List each creator credited for Illuminati #3 in the comic review below, along with the role given for each.

[begin Passage shown]

Overall, one of the stronger issues of the series for me, which is encouraging.
Illuminati #3, by Joshua Williamson (writer), Shawn Crystal (artist), John Rauch (colorist), Joe Caramagna (letterer) - Is the Frog-Man on the cover? He's not a villain! I'm going to blame this on Reed Richards and Franklin, since they created this new version of the Marvel U. Great work guys, between that and the whole thing with the Terrigen Mists being actively harmful to mutants now, you're doing a bang up job.
The crew escape the Fenris club with relatively little trouble. Not surprising since only loser super-villains would go to a club run by those creepy siblings. But now there's strife among the roster, so the Hood gives everyone 24 hours to decide whether they're in or not. So we see what most of them get up as they decide whether to stick with this. Thunderball wants to use the rewards to form his own technology-producing company, Enchantress is out for more power and revenge, the Mad Thinker wants access to new science to expand his boundaries, and Titania doesn't seem to have anything else. So they all come back, the heist is just getting started, and here's new Thor. Let's take odds that the Hood tipped her off to be that distraction he's telling the team they need.
I'm still not sure how I feel about the writing. Enchantress seems off - she says she hates running from a fight, but Amora's struck as the sort to avoid direct conflict when she can just seek revenge from the shadows or through proxies - and I'm not sure about the Mad Thinker. The search for more knowledge fits, but his ragged, disordered appearance not so much. And I would expect an LMD based on Eric O'Grady to spend more time making excuses for stupid crap he does.

[end Passage shown]
[begin Stored rows]

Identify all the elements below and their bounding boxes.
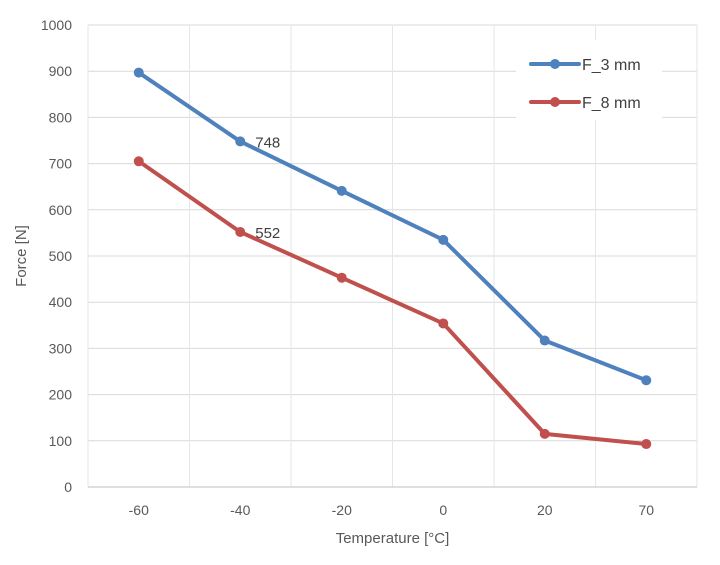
- legend-item: F_3 mm: [529, 57, 641, 74]
- y-axis-ticks: 0 100 200 300 400 500 600 700 800 900 1000: [41, 17, 72, 495]
- data-point: [235, 136, 246, 147]
- y-tick-label: 100: [49, 433, 73, 449]
- y-tick-label: 1000: [41, 17, 72, 33]
- data-point: [336, 272, 347, 283]
- y-tick-label: 600: [49, 202, 73, 218]
- data-point: [336, 185, 347, 196]
- x-tick-label: 20: [537, 502, 553, 518]
- legend-background: [516, 40, 662, 120]
- x-axis-ticks: -60 -40 -20 0 20 70: [129, 502, 655, 518]
- series-line: [136, 70, 649, 383]
- y-tick-label: 900: [49, 63, 73, 79]
- data-point: [641, 375, 652, 386]
- y-tick-label: 700: [49, 156, 73, 172]
- x-tick-label: -40: [230, 502, 250, 518]
- annotations: 748 552: [255, 134, 280, 242]
- y-tick-label: 200: [49, 387, 73, 403]
- data-point: [539, 335, 550, 346]
- x-tick-label: -60: [129, 502, 149, 518]
- data-point: [641, 439, 652, 450]
- legend-label: F_3 mm: [582, 57, 641, 74]
- data-point: [235, 226, 246, 237]
- y-axis-title: Force [N]: [13, 225, 30, 287]
- data-point: [133, 156, 144, 167]
- x-axis-title: Temperature [°C]: [336, 530, 450, 547]
- series-2: [133, 156, 652, 450]
- legend-swatch-marker: [550, 59, 560, 69]
- y-tick-label: 400: [49, 294, 73, 310]
- y-tick-label: 500: [49, 248, 73, 264]
- y-tick-label: 300: [49, 340, 73, 356]
- y-tick-label: 800: [49, 109, 73, 125]
- legend-label: F_8 mm: [582, 95, 641, 112]
- data-point: [539, 428, 550, 439]
- x-tick-label: 0: [439, 502, 447, 518]
- data-point: [438, 234, 449, 245]
- legend: F_3 mm F_8 mm: [516, 40, 662, 120]
- series-line: [136, 159, 649, 447]
- data-label: 552: [255, 225, 280, 242]
- data-point: [133, 67, 144, 78]
- legend-swatch-marker: [550, 97, 560, 107]
- x-tick-label: 70: [638, 502, 654, 518]
- x-tick-label: -20: [332, 502, 352, 518]
- data-point: [438, 318, 449, 329]
- y-tick-label: 0: [64, 479, 72, 495]
- data-label: 748: [255, 134, 280, 151]
- series-layer: [133, 67, 652, 450]
- legend-item: F_8 mm: [529, 95, 641, 112]
- series-1: [133, 67, 652, 386]
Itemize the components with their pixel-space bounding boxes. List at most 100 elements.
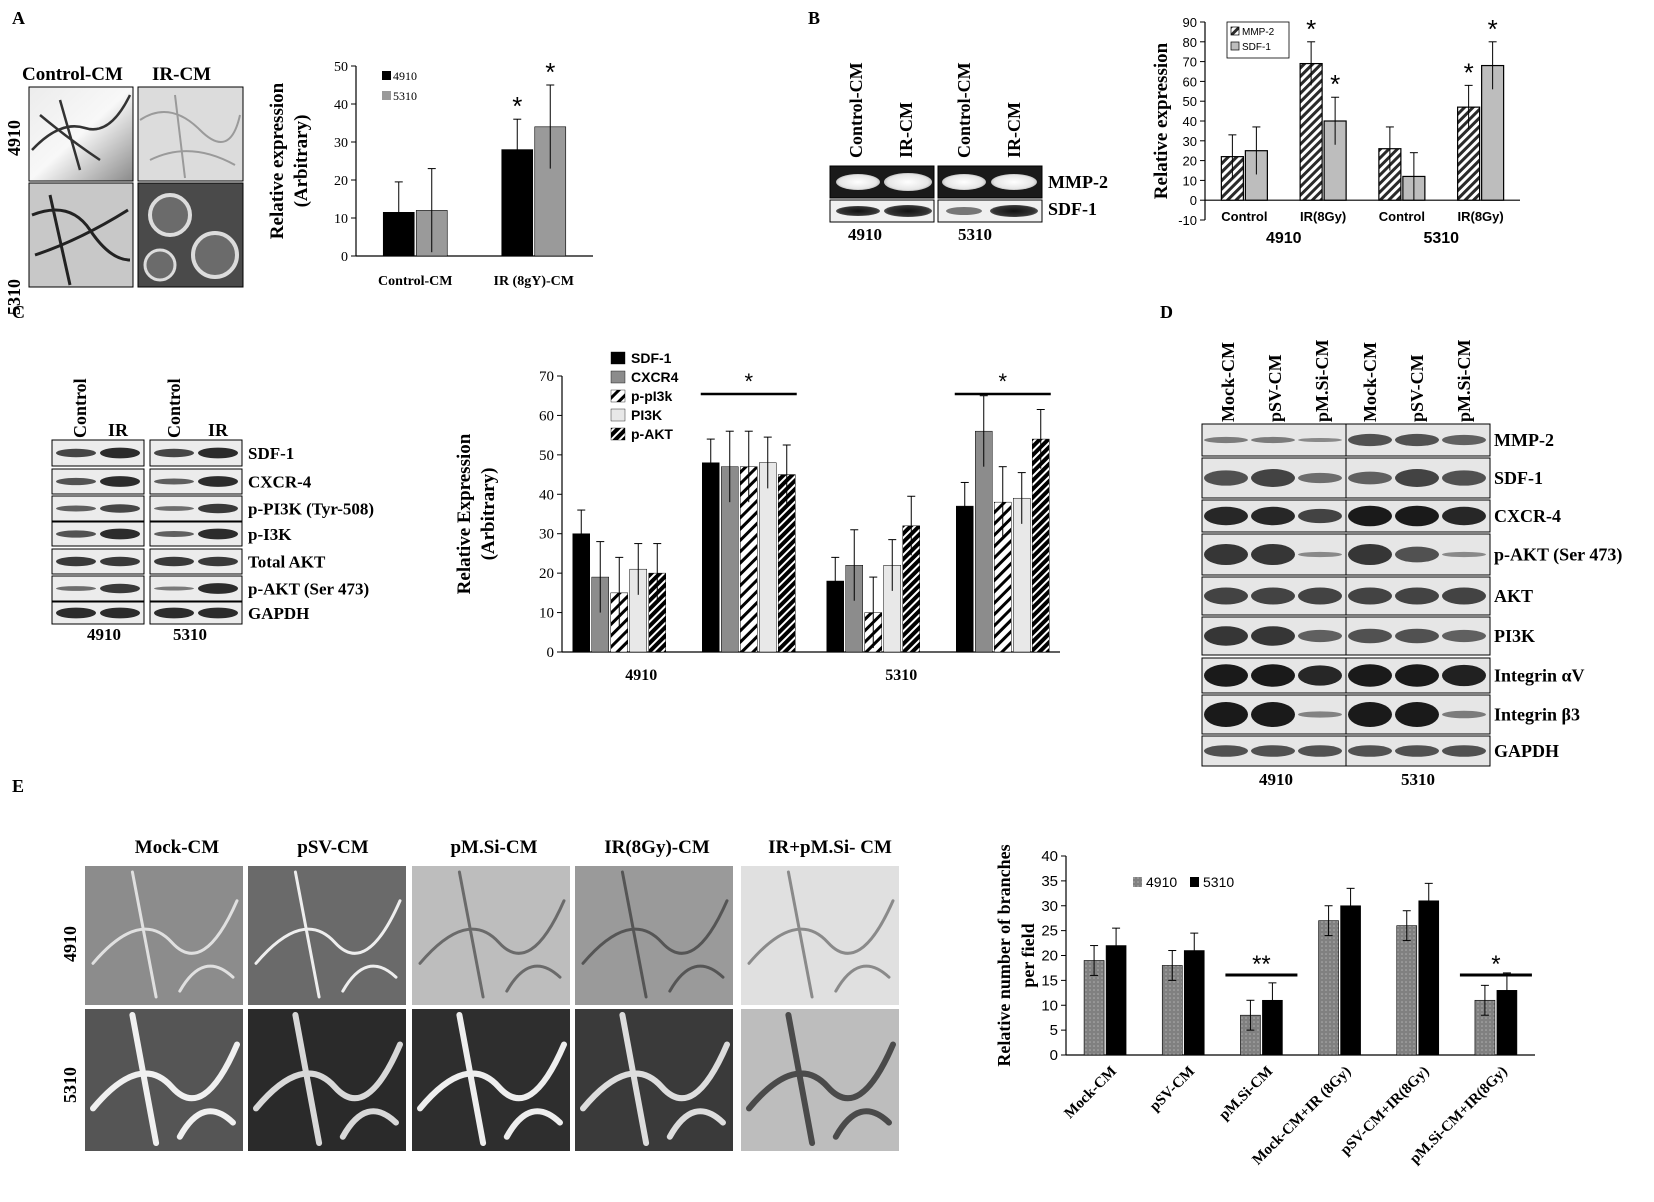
panel-b-y-tick-label: 70 (1183, 55, 1197, 70)
panel-b-group-label: 4910 (1266, 230, 1302, 247)
panel-e-y-tick-label: 25 (1041, 923, 1058, 940)
panel-c-lane-label-2: Control (164, 378, 184, 438)
blot-band (198, 447, 238, 459)
blot-band (1251, 702, 1295, 727)
panel-a-col-header-0: Control-CM (22, 64, 123, 85)
panel-b-legend-label: MMP-2 (1242, 27, 1275, 38)
panel-c-lane-label-1: IR (108, 420, 129, 440)
panel-c-significance-0: * (744, 369, 753, 394)
blot-band (1204, 745, 1248, 757)
panel-a-significance-1: * (545, 57, 555, 87)
panel-d-band-label-0: MMP-2 (1494, 430, 1554, 450)
panel-c-y-tick-label: 0 (547, 645, 555, 661)
panel-a-x-tick-label: Control-CM (378, 274, 452, 289)
blot-band (56, 505, 96, 512)
blot-band (1442, 470, 1486, 486)
panel-label-c: C (12, 302, 25, 322)
blot-band (1348, 702, 1392, 727)
panel-e-col-header-2: pM.Si-CM (450, 837, 537, 858)
panel-b-band-label-1: SDF-1 (1048, 199, 1097, 219)
blot-band (100, 583, 140, 594)
panel-label-b: B (808, 8, 820, 28)
panel-d-band-label-1: SDF-1 (1494, 468, 1543, 488)
blot-band (1251, 745, 1295, 757)
panel-a-row-label-0: 4910 (4, 120, 24, 156)
micrograph-tube-network (746, 1012, 896, 1146)
blot-band (1298, 437, 1342, 443)
blot-band (1251, 664, 1295, 687)
panel-b-legend-label: SDF-1 (1242, 42, 1271, 53)
panel-d-band-label-5: PI3K (1494, 626, 1535, 646)
panel-a-y-tick-label: 10 (334, 212, 348, 227)
panel-c-legend-label: p-AKT (631, 426, 673, 442)
blot-band (1204, 664, 1248, 687)
panel-label-a: A (12, 8, 25, 28)
panel-b-lane-label-2: Control-CM (954, 62, 974, 158)
blot-band (1348, 587, 1392, 605)
blot-band (1204, 544, 1248, 565)
blot-band (1442, 506, 1486, 526)
panel-a-y-axis-label: Relative expression (267, 82, 288, 239)
panel-a-legend-label: 5310 (393, 89, 417, 103)
panel-c-bar-3-4 (1032, 438, 1050, 653)
panel-d-cell-label-0: 4910 (1259, 770, 1293, 789)
panel-c-y-tick-label: 40 (539, 487, 554, 503)
panel-e-y-tick-label: 15 (1041, 972, 1058, 989)
blot-band (100, 476, 140, 487)
panel-b-lane-label-1: IR-CM (896, 102, 916, 158)
blot-band (1298, 629, 1342, 643)
panel-c-legend-swatch (610, 351, 626, 365)
panel-e-y-axis-label: per field (1018, 923, 1038, 987)
panel-e-significance-0: ** (1252, 951, 1271, 978)
blot-c-1-row-6 (149, 601, 243, 625)
blot-band (154, 448, 194, 458)
panel-a-x-tick-label: IR (8gY)-CM (494, 274, 574, 289)
panel-a-y-tick-label: 50 (334, 60, 348, 75)
panel-a-micrographs: Control-CM IR-CM 4910 5310 (4, 64, 244, 315)
panel-d-lane-label-3: Mock-CM (1360, 342, 1380, 422)
panel-e-significance-1: * (1491, 951, 1500, 978)
panel-a-y-tick-label: 40 (334, 98, 348, 113)
blot-band (100, 607, 140, 619)
blot-band (1442, 551, 1486, 558)
panel-b-group-label: 5310 (1423, 230, 1459, 247)
blot-band (1348, 433, 1392, 447)
panel-c-group-label: 5310 (885, 667, 917, 684)
panel-d-lane-label-4: pSV-CM (1407, 354, 1427, 422)
blot-band (1348, 628, 1392, 644)
panel-e-y-axis-label: Relative number of branches (994, 844, 1014, 1066)
panel-e-y-tick-label: 10 (1041, 997, 1058, 1014)
panel-a-y-tick-label: 20 (334, 174, 348, 189)
panel-b-y-tick-label: 20 (1183, 154, 1197, 169)
panel-c-y-tick-label: 20 (539, 566, 554, 582)
panel-c-cell-label-0: 4910 (87, 625, 121, 644)
panel-c-y-axis-label: Relative Expression (454, 433, 475, 594)
panel-b-significance-1: * (1330, 69, 1340, 99)
panel-c-band-label-2: p-PI3K (Tyr-508) (248, 500, 374, 519)
blot-band (1298, 587, 1342, 605)
panel-b-y-tick-label: 0 (1190, 193, 1197, 208)
blot-band (1442, 629, 1486, 643)
panel-e-y-tick-label: 5 (1050, 1022, 1058, 1039)
panel-e-row-label-0: 4910 (60, 926, 80, 962)
panel-c-band-label-4: Total AKT (248, 553, 326, 572)
panel-label-d: D (1160, 302, 1173, 322)
panel-e-micrographs: Mock-CM pSV-CM pM.Si-CM IR(8Gy)-CM IR+pM… (60, 837, 899, 1151)
panel-b-y-tick-label: 30 (1183, 134, 1197, 149)
blot-band (1348, 745, 1392, 757)
blot-band (1442, 710, 1486, 719)
panel-d-band-label-8: GAPDH (1494, 741, 1559, 761)
blot-band (198, 556, 238, 567)
panel-c-y-tick-label: 30 (539, 527, 554, 543)
panel-e-x-tick-label: pSV-CM (1147, 1064, 1198, 1115)
blot-band (1204, 506, 1248, 526)
panel-b-x-tick-label: IR(8Gy) (1458, 209, 1504, 224)
panel-c-legend-label: p-pI3k (631, 388, 672, 404)
panel-d-band-label-7: Integrin β3 (1494, 705, 1580, 725)
blot-band (1395, 745, 1439, 757)
panel-b-lane-label-3: IR-CM (1004, 102, 1024, 158)
micrograph-tube-network (90, 1012, 240, 1146)
panel-e-chart: 0 5 10 15 20 25 30 35 40 Relative number of branc… (994, 844, 1535, 1168)
panel-b-y-tick-label: 40 (1183, 114, 1197, 129)
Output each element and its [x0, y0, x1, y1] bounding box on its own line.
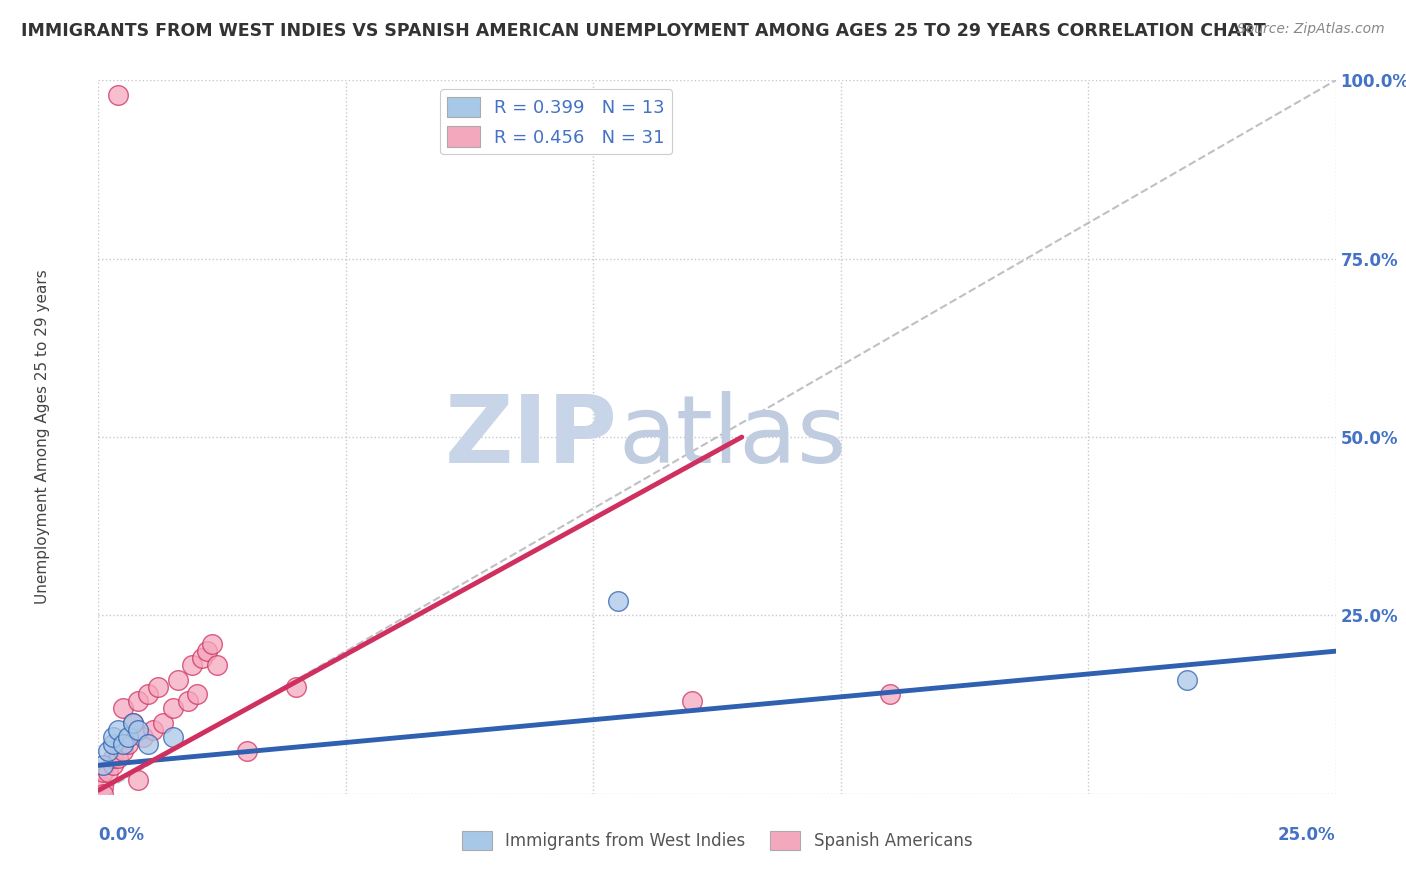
Point [681, 694, 703, 708]
Point [97, 765, 120, 780]
Point [127, 772, 149, 787]
Point [103, 751, 125, 765]
Point [122, 715, 145, 730]
Point [205, 658, 228, 673]
Point [136, 687, 159, 701]
Point [93, 780, 115, 794]
Legend: Immigrants from West Indies, Spanish Americans: Immigrants from West Indies, Spanish Ame… [456, 824, 979, 857]
Point [107, 751, 129, 765]
Text: Source: ZipAtlas.com: Source: ZipAtlas.com [1237, 22, 1385, 37]
Point [127, 694, 149, 708]
Point [162, 730, 184, 744]
Point [103, 737, 125, 751]
Point [152, 715, 174, 730]
Point [195, 644, 218, 658]
Text: ZIP: ZIP [446, 391, 619, 483]
Point [136, 737, 159, 751]
Point [186, 687, 208, 701]
Point [127, 723, 149, 737]
Text: 0.0%: 0.0% [98, 826, 145, 844]
Point [112, 737, 135, 751]
Point [103, 730, 125, 744]
Point [236, 744, 259, 758]
Point [107, 87, 129, 102]
Point [97, 744, 120, 758]
Point [103, 758, 125, 772]
Point [93, 787, 115, 801]
Point [142, 723, 165, 737]
Point [117, 737, 139, 751]
Point [107, 723, 129, 737]
Text: IMMIGRANTS FROM WEST INDIES VS SPANISH AMERICAN UNEMPLOYMENT AMONG AGES 25 TO 29: IMMIGRANTS FROM WEST INDIES VS SPANISH A… [21, 22, 1265, 40]
Point [117, 730, 139, 744]
Point [181, 658, 204, 673]
Point [93, 765, 115, 780]
Point [191, 651, 214, 665]
Point [1175, 673, 1198, 687]
Point [285, 680, 308, 694]
Text: atlas: atlas [619, 391, 846, 483]
Point [162, 701, 184, 715]
Point [112, 744, 135, 758]
Point [607, 594, 630, 608]
Point [879, 687, 901, 701]
Point [146, 680, 169, 694]
Point [201, 637, 224, 651]
Point [132, 730, 155, 744]
Point [93, 758, 115, 772]
Text: Unemployment Among Ages 25 to 29 years: Unemployment Among Ages 25 to 29 years [35, 269, 51, 605]
Point [122, 715, 145, 730]
Point [176, 694, 198, 708]
Point [112, 701, 135, 715]
Text: 25.0%: 25.0% [1278, 826, 1336, 844]
Point [166, 673, 188, 687]
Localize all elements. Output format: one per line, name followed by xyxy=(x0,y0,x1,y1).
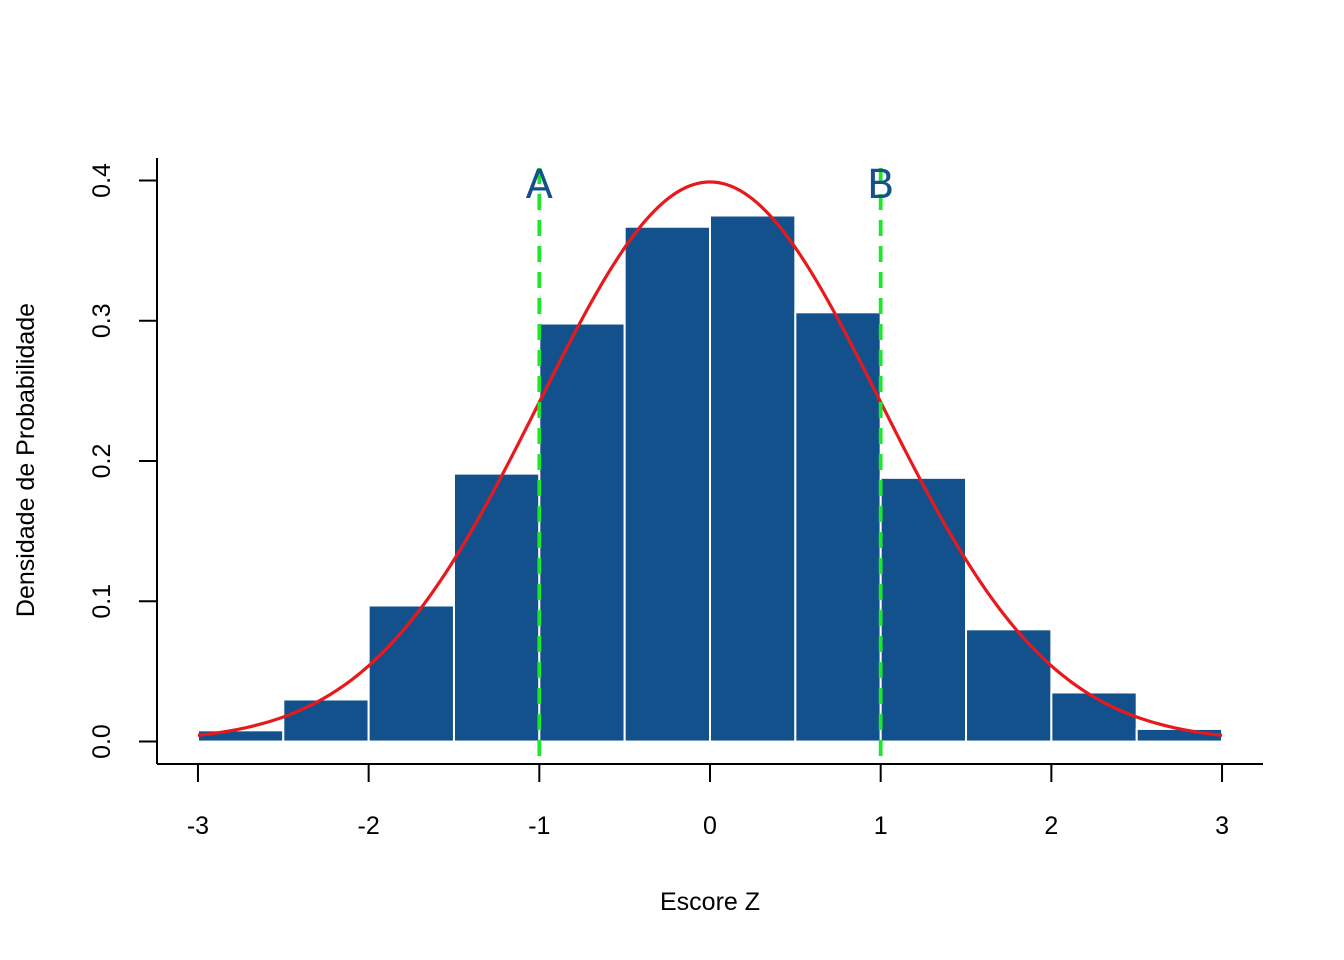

[end Stored rows]

◆ The output:
- Joshua Williamson: writer
- Shawn Crystal: artist
- John Rauch: colorist
- Joe Caramagna: letterer